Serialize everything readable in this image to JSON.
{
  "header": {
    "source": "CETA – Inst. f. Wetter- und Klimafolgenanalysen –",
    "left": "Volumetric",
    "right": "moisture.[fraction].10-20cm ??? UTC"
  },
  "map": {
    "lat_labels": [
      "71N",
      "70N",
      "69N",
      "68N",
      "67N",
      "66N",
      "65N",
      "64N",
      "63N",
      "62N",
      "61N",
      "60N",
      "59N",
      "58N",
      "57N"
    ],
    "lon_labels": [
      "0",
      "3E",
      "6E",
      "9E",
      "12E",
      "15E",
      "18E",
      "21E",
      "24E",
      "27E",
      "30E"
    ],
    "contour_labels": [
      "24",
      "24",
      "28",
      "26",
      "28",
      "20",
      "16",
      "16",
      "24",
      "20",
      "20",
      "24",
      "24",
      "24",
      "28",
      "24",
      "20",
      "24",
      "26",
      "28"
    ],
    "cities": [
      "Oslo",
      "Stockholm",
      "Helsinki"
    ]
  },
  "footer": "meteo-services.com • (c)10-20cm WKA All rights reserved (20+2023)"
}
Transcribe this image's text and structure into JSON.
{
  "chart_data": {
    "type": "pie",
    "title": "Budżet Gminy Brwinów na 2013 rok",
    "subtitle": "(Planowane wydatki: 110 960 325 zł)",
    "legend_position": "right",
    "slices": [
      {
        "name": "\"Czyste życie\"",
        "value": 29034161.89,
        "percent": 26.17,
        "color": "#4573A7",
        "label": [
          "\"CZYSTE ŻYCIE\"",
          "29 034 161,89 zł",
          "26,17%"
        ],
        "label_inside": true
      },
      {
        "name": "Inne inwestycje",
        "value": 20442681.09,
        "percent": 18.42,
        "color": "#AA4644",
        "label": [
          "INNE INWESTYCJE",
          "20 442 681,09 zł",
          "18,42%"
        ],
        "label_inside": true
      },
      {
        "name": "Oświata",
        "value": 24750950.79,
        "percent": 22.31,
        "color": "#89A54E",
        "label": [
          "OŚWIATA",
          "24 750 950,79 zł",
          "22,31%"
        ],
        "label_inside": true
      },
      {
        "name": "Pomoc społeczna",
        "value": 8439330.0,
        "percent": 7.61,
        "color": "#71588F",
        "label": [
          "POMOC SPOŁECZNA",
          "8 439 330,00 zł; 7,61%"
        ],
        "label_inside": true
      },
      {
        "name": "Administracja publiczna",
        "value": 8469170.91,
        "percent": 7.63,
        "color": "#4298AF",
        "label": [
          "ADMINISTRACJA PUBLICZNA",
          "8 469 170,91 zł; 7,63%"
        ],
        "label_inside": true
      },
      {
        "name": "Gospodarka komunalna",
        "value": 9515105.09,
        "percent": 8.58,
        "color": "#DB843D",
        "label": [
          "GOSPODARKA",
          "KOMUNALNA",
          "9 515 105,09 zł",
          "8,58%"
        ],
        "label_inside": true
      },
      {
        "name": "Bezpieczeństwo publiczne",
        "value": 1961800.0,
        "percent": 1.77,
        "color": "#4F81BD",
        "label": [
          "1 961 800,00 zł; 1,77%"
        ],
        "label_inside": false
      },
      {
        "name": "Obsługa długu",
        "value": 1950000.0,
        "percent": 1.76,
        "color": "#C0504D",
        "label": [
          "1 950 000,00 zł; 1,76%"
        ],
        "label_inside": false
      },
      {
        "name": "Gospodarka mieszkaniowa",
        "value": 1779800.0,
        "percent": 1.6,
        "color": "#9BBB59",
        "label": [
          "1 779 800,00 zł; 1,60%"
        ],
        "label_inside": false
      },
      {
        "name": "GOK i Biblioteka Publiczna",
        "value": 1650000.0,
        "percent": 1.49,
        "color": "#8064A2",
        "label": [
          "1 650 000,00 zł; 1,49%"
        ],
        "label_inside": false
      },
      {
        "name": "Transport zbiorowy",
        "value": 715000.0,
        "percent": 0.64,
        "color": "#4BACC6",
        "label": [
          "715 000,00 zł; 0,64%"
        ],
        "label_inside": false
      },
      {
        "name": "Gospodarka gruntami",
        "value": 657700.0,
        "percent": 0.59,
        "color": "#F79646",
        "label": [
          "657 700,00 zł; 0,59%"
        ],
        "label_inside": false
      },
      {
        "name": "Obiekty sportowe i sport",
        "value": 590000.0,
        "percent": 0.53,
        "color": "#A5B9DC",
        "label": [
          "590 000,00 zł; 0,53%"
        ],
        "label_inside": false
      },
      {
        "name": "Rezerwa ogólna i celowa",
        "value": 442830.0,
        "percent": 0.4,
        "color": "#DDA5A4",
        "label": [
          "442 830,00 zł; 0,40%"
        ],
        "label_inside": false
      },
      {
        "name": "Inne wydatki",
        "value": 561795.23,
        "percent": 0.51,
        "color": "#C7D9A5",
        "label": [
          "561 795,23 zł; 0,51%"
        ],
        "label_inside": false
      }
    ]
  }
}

+++++

▶ **Task description**: All of the data needs to be reproduced exactly, with no line missing.

▶ **Exercise answer**:
Serialize everything readable in this image to JSON.
{
  "header": {
    "source": "CETA – Inst. f. Wetter- und Klimafolgenanalysen –",
    "left": "Volumetric",
    "right": "moisture.[fraction].10-20cm ??? UTC"
  },
  "map": {
    "lat_labels": [
      "71N",
      "70N",
      "69N",
      "68N",
      "67N",
      "66N",
      "65N",
      "64N",
      "63N",
      "62N",
      "61N",
      "60N",
      "59N",
      "58N",
      "57N"
    ],
    "lon_labels": [
      "0",
      "3E",
      "6E",
      "9E",
      "12E",
      "15E",
      "18E",
      "21E",
      "24E",
      "27E",
      "30E"
    ],
    "contour_labels": [
      "24",
      "24",
      "28",
      "26",
      "28",
      "20",
      "16",
      "16",
      "24",
      "20",
      "20",
      "24",
      "24",
      "24",
      "28",
      "24",
      "20",
      "24",
      "26",
      "28"
    ],
    "cities": [
      "Oslo",
      "Stockholm",
      "Helsinki"
    ]
  },
  "footer": "meteo-services.com • (c)10-20cm WKA All rights reserved (20+2023)"
}
Transcribe this image's text and structure into JSON.
{
  "chart_data": {
    "type": "pie",
    "title": "Budżet Gminy Brwinów na 2013 rok",
    "subtitle": "(Planowane wydatki: 110 960 325 zł)",
    "legend_position": "right",
    "slices": [
      {
        "name": "\"Czyste życie\"",
        "value": 29034161.89,
        "percent": 26.17,
        "color": "#4573A7",
        "label": [
          "\"CZYSTE ŻYCIE\"",
          "29 034 161,89 zł",
          "26,17%"
        ],
        "label_inside": true
      },
      {
        "name": "Inne inwestycje",
        "value": 20442681.09,
        "percent": 18.42,
        "color": "#AA4644",
        "label": [
          "INNE INWESTYCJE",
          "20 442 681,09 zł",
          "18,42%"
        ],
        "label_inside": true
      },
      {
        "name": "Oświata",
        "value": 24750950.79,
        "percent": 22.31,
        "color": "#89A54E",
        "label": [
          "OŚWIATA",
          "24 750 950,79 zł",
          "22,31%"
        ],
        "label_inside": true
      },
      {
        "name": "Pomoc społeczna",
        "value": 8439330.0,
        "percent": 7.61,
        "color": "#71588F",
        "label": [
          "POMOC SPOŁECZNA",
          "8 439 330,00 zł; 7,61%"
        ],
        "label_inside": true
      },
      {
        "name": "Administracja publiczna",
        "value": 8469170.91,
        "percent": 7.63,
        "color": "#4298AF",
        "label": [
          "ADMINISTRACJA PUBLICZNA",
          "8 469 170,91 zł; 7,63%"
        ],
        "label_inside": true
      },
      {
        "name": "Gospodarka komunalna",
        "value": 9515105.09,
        "percent": 8.58,
        "color": "#DB843D",
        "label": [
          "GOSPODARKA",
          "KOMUNALNA",
          "9 515 105,09 zł",
          "8,58%"
        ],
        "label_inside": true
      },
      {
        "name": "Bezpieczeństwo publiczne",
        "value": 1961800.0,
        "percent": 1.77,
        "color": "#4F81BD",
        "label": [
          "1 961 800,00 zł; 1,77%"
        ],
        "label_inside": false
      },
      {
        "name": "Obsługa długu",
        "value": 1950000.0,
        "percent": 1.76,
        "color": "#C0504D",
        "label": [
          "1 950 000,00 zł; 1,76%"
        ],
        "label_inside": false
      },
      {
        "name": "Gospodarka mieszkaniowa",
        "value": 1779800.0,
        "percent": 1.6,
        "color": "#9BBB59",
        "label": [
          "1 779 800,00 zł; 1,60%"
        ],
        "label_inside": false
      },
      {
        "name": "GOK i Biblioteka Publiczna",
        "value": 1650000.0,
        "percent": 1.49,
        "color": "#8064A2",
        "label": [
          "1 650 000,00 zł; 1,49%"
        ],
        "label_inside": false
      },
      {
        "name": "Transport zbiorowy",
        "value": 715000.0,
        "percent": 0.64,
        "color": "#4BACC6",
        "label": [
          "715 000,00 zł; 0,64%"
        ],
        "label_inside": false
      },
      {
        "name": "Gospodarka gruntami",
        "value": 657700.0,
        "percent": 0.59,
        "color": "#F79646",
        "label": [
          "657 700,00 zł; 0,59%"
        ],
        "label_inside": false
      },
      {
        "name": "Obiekty sportowe i sport",
        "value": 590000.0,
        "percent": 0.53,
        "color": "#A5B9DC",
        "label": [
          "590 000,00 zł; 0,53%"
        ],
        "label_inside": false
      },
      {
        "name": "Rezerwa ogólna i celowa",
        "value": 442830.0,
        "percent": 0.4,
        "color": "#DDA5A4",
        "label": [
          "442 830,00 zł; 0,40%"
        ],
        "label_inside": false
      },
      {
        "name": "Inne wydatki",
        "value": 561795.23,
        "percent": 0.51,
        "color": "#C7D9A5",
        "label": [
          "561 795,23 zł; 0,51%"
        ],
        "label_inside": false
      }
    ]
  }
}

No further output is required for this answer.